## PROBLEM DESCRIPTION:
Reproduce all of the records exactly.

## Rows from a dataset:
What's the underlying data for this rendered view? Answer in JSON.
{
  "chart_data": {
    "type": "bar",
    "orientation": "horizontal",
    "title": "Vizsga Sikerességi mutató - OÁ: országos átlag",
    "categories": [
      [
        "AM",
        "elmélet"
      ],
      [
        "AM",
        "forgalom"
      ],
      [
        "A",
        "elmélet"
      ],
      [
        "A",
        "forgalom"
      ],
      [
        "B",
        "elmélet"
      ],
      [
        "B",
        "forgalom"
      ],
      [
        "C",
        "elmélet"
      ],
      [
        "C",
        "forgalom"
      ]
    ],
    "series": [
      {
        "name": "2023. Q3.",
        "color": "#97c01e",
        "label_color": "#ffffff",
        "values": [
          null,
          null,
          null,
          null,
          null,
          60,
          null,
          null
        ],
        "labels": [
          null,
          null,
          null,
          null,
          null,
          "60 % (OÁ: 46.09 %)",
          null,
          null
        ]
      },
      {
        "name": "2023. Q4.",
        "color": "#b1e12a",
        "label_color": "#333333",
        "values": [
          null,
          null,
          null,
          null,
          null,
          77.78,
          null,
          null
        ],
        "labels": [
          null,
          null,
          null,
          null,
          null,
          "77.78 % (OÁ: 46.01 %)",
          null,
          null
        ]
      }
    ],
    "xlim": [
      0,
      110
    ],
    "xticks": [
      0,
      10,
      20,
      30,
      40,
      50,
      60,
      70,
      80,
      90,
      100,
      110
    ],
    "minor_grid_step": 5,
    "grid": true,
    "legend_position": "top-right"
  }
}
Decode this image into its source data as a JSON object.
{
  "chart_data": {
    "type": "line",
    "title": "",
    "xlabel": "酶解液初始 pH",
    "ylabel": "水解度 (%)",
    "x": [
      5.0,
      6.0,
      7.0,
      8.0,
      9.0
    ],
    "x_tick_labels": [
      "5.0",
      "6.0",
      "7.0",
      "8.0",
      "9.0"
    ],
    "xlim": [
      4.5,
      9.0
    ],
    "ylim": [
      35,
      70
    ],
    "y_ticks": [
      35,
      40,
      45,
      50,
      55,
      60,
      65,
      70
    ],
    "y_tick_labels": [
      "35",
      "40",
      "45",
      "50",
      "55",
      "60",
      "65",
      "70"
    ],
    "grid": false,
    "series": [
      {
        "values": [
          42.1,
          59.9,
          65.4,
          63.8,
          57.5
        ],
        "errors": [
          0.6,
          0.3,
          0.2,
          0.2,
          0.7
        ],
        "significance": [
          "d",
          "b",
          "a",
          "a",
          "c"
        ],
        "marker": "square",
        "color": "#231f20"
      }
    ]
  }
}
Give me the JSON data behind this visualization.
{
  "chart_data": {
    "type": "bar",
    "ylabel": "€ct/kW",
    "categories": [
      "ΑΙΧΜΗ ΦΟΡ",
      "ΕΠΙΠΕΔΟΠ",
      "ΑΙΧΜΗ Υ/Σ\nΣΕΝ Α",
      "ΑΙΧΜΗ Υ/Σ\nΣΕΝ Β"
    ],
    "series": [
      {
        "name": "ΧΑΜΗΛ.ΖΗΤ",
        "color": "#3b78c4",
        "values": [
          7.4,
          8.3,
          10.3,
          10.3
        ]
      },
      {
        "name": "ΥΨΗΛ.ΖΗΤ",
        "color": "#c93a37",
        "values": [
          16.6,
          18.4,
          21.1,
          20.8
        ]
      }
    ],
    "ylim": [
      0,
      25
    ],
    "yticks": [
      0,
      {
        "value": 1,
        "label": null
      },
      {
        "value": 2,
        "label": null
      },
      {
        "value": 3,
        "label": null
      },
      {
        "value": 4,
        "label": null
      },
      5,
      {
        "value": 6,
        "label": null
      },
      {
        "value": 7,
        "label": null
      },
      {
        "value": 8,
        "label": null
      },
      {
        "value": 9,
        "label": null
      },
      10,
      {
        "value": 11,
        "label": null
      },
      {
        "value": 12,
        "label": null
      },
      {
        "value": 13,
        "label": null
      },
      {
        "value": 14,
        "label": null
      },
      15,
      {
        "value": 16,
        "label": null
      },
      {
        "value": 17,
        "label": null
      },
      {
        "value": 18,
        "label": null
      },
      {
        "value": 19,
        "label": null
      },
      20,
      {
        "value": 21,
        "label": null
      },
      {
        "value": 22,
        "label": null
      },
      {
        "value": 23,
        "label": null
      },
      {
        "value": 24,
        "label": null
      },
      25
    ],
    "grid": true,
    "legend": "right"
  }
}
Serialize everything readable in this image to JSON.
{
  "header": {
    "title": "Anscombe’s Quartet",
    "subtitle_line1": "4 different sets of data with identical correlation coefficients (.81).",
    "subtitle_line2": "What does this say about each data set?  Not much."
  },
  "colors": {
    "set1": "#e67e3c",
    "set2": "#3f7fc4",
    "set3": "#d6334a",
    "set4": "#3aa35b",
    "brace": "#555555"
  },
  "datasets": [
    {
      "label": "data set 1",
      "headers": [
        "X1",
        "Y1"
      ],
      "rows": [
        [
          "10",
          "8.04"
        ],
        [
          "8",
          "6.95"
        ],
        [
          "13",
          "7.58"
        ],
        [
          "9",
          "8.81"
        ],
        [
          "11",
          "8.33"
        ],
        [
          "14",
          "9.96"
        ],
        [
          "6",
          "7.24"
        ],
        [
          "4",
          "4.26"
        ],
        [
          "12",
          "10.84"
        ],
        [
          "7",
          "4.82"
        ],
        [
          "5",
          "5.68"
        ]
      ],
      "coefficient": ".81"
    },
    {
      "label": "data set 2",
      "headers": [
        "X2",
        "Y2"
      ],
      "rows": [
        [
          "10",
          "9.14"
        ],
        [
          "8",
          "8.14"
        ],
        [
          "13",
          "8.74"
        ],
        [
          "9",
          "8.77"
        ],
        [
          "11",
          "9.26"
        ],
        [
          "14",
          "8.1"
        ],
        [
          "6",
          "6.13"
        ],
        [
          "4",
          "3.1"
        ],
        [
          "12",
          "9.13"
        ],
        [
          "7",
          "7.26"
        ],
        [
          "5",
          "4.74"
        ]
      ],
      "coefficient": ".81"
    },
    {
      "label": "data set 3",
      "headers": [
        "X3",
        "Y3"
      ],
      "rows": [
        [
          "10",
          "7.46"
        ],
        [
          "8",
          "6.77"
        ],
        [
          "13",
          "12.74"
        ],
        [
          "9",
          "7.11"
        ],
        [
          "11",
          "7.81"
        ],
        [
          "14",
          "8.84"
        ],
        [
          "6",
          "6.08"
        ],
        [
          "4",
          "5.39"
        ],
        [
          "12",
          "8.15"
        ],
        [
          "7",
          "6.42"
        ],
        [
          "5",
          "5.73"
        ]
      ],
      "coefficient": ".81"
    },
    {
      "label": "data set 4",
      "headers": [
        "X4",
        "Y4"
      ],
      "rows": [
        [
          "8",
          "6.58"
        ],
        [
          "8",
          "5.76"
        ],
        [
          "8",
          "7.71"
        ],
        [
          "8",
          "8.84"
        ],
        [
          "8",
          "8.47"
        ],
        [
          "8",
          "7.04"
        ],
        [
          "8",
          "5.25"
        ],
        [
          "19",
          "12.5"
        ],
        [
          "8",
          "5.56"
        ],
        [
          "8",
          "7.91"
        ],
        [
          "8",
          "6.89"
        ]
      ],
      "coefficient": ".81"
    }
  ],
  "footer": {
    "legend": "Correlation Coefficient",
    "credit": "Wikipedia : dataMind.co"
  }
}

## SOLUTION TO THIS TASK:
What's the underlying data for this rendered view? Answer in JSON.
{
  "chart_data": {
    "type": "bar",
    "orientation": "horizontal",
    "title": "Vizsga Sikerességi mutató - OÁ: országos átlag",
    "categories": [
      [
        "AM",
        "elmélet"
      ],
      [
        "AM",
        "forgalom"
      ],
      [
        "A",
        "elmélet"
      ],
      [
        "A",
        "forgalom"
      ],
      [
        "B",
        "elmélet"
      ],
      [
        "B",
        "forgalom"
      ],
      [
        "C",
        "elmélet"
      ],
      [
        "C",
        "forgalom"
      ]
    ],
    "series": [
      {
        "name": "2023. Q3.",
        "color": "#97c01e",
        "label_color": "#ffffff",
        "values": [
          null,
          null,
          null,
          null,
          null,
          60,
          null,
          null
        ],
        "labels": [
          null,
          null,
          null,
          null,
          null,
          "60 % (OÁ: 46.09 %)",
          null,
          null
        ]
      },
      {
        "name": "2023. Q4.",
        "color": "#b1e12a",
        "label_color": "#333333",
        "values": [
          null,
          null,
          null,
          null,
          null,
          77.78,
          null,
          null
        ],
        "labels": [
          null,
          null,
          null,
          null,
          null,
          "77.78 % (OÁ: 46.01 %)",
          null,
          null
        ]
      }
    ],
    "xlim": [
      0,
      110
    ],
    "xticks": [
      0,
      10,
      20,
      30,
      40,
      50,
      60,
      70,
      80,
      90,
      100,
      110
    ],
    "minor_grid_step": 5,
    "grid": true,
    "legend_position": "top-right"
  }
}
Decode this image into its source data as a JSON object.
{
  "chart_data": {
    "type": "line",
    "title": "",
    "xlabel": "酶解液初始 pH",
    "ylabel": "水解度 (%)",
    "x": [
      5.0,
      6.0,
      7.0,
      8.0,
      9.0
    ],
    "x_tick_labels": [
      "5.0",
      "6.0",
      "7.0",
      "8.0",
      "9.0"
    ],
    "xlim": [
      4.5,
      9.0
    ],
    "ylim": [
      35,
      70
    ],
    "y_ticks": [
      35,
      40,
      45,
      50,
      55,
      60,
      65,
      70
    ],
    "y_tick_labels": [
      "35",
      "40",
      "45",
      "50",
      "55",
      "60",
      "65",
      "70"
    ],
    "grid": false,
    "series": [
      {
        "values": [
          42.1,
          59.9,
          65.4,
          63.8,
          57.5
        ],
        "errors": [
          0.6,
          0.3,
          0.2,
          0.2,
          0.7
        ],
        "significance": [
          "d",
          "b",
          "a",
          "a",
          "c"
        ],
        "marker": "square",
        "color": "#231f20"
      }
    ]
  }
}
Give me the JSON data behind this visualization.
{
  "chart_data": {
    "type": "bar",
    "ylabel": "€ct/kW",
    "categories": [
      "ΑΙΧΜΗ ΦΟΡ",
      "ΕΠΙΠΕΔΟΠ",
      "ΑΙΧΜΗ Υ/Σ\nΣΕΝ Α",
      "ΑΙΧΜΗ Υ/Σ\nΣΕΝ Β"
    ],
    "series": [
      {
        "name": "ΧΑΜΗΛ.ΖΗΤ",
        "color": "#3b78c4",
        "values": [
          7.4,
          8.3,
          10.3,
          10.3
        ]
      },
      {
        "name": "ΥΨΗΛ.ΖΗΤ",
        "color": "#c93a37",
        "values": [
          16.6,
          18.4,
          21.1,
          20.8
        ]
      }
    ],
    "ylim": [
      0,
      25
    ],
    "yticks": [
      0,
      {
        "value": 1,
        "label": null
      },
      {
        "value": 2,
        "label": null
      },
      {
        "value": 3,
        "label": null
      },
      {
        "value": 4,
        "label": null
      },
      5,
      {
        "value": 6,
        "label": null
      },
      {
        "value": 7,
        "label": null
      },
      {
        "value": 8,
        "label": null
      },
      {
        "value": 9,
        "label": null
      },
      10,
      {
        "value": 11,
        "label": null
      },
      {
        "value": 12,
        "label": null
      },
      {
        "value": 13,
        "label": null
      },
      {
        "value": 14,
        "label": null
      },
      15,
      {
        "value": 16,
        "label": null
      },
      {
        "value": 17,
        "label": null
      },
      {
        "value": 18,
        "label": null
      },
      {
        "value": 19,
        "label": null
      },
      20,
      {
        "value": 21,
        "label": null
      },
      {
        "value": 22,
        "label": null
      },
      {
        "value": 23,
        "label": null
      },
      {
        "value": 24,
        "label": null
      },
      25
    ],
    "grid": true,
    "legend": "right"
  }
}
Serialize everything readable in this image to JSON.
{
  "header": {
    "title": "Anscombe’s Quartet",
    "subtitle_line1": "4 different sets of data with identical correlation coefficients (.81).",
    "subtitle_line2": "What does this say about each data set?  Not much."
  },
  "colors": {
    "set1": "#e67e3c",
    "set2": "#3f7fc4",
    "set3": "#d6334a",
    "set4": "#3aa35b",
    "brace": "#555555"
  },
  "datasets": [
    {
      "label": "data set 1",
      "headers": [
        "X1",
        "Y1"
      ],
      "rows": [
        [
          "10",
          "8.04"
        ],
        [
          "8",
          "6.95"
        ],
        [
          "13",
          "7.58"
        ],
        [
          "9",
          "8.81"
        ],
        [
          "11",
          "8.33"
        ],
        [
          "14",
          "9.96"
        ],
        [
          "6",
          "7.24"
        ],
        [
          "4",
          "4.26"
        ],
        [
          "12",
          "10.84"
        ],
        [
          "7",
          "4.82"
        ],
        [
          "5",
          "5.68"
        ]
      ],
      "coefficient": ".81"
    },
    {
      "label": "data set 2",
      "headers": [
        "X2",
        "Y2"
      ],
      "rows": [
        [
          "10",
          "9.14"
        ],
        [
          "8",
          "8.14"
        ],
        [
          "13",
          "8.74"
        ],
        [
          "9",
          "8.77"
        ],
        [
          "11",
          "9.26"
        ],
        [
          "14",
          "8.1"
        ],
        [
          "6",
          "6.13"
        ],
        [
          "4",
          "3.1"
        ],
        [
          "12",
          "9.13"
        ],
        [
          "7",
          "7.26"
        ],
        [
          "5",
          "4.74"
        ]
      ],
      "coefficient": ".81"
    },
    {
      "label": "data set 3",
      "headers": [
        "X3",
        "Y3"
      ],
      "rows": [
        [
          "10",
          "7.46"
        ],
        [
          "8",
          "6.77"
        ],
        [
          "13",
          "12.74"
        ],
        [
          "9",
          "7.11"
        ],
        [
          "11",
          "7.81"
        ],
        [
          "14",
          "8.84"
        ],
        [
          "6",
          "6.08"
        ],
        [
          "4",
          "5.39"
        ],
        [
          "12",
          "8.15"
        ],
        [
          "7",
          "6.42"
        ],
        [
          "5",
          "5.73"
        ]
      ],
      "coefficient": ".81"
    },
    {
      "label": "data set 4",
      "headers": [
        "X4",
        "Y4"
      ],
      "rows": [
        [
          "8",
          "6.58"
        ],
        [
          "8",
          "5.76"
        ],
        [
          "8",
          "7.71"
        ],
        [
          "8",
          "8.84"
        ],
        [
          "8",
          "8.47"
        ],
        [
          "8",
          "7.04"
        ],
        [
          "8",
          "5.25"
        ],
        [
          "19",
          "12.5"
        ],
        [
          "8",
          "5.56"
        ],
        [
          "8",
          "7.91"
        ],
        [
          "8",
          "6.89"
        ]
      ],
      "coefficient": ".81"
    }
  ],
  "footer": {
    "legend": "Correlation Coefficient",
    "credit": "Wikipedia : dataMind.co"
  }
}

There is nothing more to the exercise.